• EXERCISE DIRECTIONS: Wherever "this" appears in a line, copy that line.

-- Start --

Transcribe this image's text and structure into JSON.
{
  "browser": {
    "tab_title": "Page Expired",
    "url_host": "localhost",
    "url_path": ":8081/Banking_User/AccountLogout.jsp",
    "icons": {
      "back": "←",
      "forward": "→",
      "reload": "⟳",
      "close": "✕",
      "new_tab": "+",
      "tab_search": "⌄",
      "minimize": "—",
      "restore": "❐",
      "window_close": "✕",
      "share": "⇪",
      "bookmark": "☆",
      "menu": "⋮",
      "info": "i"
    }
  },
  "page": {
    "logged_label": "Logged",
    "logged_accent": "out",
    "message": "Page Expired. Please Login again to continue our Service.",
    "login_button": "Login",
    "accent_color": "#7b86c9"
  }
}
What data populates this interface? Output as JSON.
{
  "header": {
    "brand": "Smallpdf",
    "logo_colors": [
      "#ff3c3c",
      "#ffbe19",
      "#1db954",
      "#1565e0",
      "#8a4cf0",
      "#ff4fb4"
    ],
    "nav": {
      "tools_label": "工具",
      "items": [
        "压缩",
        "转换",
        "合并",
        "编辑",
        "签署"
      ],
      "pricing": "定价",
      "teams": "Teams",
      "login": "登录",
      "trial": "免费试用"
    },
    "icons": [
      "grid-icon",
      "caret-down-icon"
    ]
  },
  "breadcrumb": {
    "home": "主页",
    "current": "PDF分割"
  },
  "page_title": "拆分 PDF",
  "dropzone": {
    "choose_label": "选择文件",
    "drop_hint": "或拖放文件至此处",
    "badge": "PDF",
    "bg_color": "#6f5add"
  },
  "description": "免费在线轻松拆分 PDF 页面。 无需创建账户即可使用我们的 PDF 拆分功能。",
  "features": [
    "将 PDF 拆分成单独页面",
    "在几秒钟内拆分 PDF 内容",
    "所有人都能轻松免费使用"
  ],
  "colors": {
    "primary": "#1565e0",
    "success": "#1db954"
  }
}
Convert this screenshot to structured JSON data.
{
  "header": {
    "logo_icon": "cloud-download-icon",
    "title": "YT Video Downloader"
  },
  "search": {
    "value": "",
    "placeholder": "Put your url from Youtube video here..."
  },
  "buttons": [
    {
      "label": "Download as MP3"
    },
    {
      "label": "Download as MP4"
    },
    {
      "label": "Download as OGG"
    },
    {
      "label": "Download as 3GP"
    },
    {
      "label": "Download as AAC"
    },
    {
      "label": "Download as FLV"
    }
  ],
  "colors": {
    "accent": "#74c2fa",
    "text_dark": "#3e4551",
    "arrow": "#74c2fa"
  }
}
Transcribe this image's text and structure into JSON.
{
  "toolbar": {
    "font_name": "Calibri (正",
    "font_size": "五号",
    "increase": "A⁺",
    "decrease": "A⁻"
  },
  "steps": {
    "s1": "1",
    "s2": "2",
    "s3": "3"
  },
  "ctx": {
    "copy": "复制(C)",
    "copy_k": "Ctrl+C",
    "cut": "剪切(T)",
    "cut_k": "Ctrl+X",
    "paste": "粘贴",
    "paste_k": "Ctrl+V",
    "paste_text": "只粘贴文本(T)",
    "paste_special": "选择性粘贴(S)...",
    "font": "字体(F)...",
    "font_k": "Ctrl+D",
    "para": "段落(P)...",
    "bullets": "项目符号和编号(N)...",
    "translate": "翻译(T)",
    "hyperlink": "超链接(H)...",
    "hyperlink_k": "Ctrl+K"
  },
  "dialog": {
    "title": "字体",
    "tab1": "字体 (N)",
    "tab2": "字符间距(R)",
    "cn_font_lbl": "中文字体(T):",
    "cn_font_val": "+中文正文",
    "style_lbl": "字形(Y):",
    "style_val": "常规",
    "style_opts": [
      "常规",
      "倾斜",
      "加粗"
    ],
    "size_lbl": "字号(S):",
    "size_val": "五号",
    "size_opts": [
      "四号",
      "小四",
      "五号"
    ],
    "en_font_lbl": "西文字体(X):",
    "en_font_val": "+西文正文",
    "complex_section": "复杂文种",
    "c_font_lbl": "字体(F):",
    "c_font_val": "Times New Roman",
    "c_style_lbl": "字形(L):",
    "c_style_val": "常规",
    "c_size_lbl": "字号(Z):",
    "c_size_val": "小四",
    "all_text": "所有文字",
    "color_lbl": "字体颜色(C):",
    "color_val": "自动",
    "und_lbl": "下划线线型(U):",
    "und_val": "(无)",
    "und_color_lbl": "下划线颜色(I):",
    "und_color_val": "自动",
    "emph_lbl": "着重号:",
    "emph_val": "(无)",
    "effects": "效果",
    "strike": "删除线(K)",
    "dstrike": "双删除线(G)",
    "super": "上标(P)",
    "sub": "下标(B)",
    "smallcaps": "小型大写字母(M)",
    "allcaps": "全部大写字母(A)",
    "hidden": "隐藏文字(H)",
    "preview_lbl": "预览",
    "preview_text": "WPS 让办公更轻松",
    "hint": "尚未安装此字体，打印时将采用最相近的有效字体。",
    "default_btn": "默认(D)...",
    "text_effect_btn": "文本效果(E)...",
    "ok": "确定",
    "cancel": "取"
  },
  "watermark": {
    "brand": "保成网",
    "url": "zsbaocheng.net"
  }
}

-- End --

• OUTPUT BELOW:
Transcribe this image's text and structure into JSON.
What data populates this interface? Output as JSON.
Convert this screenshot to structured JSON data.
Transcribe this image's text and structure into JSON.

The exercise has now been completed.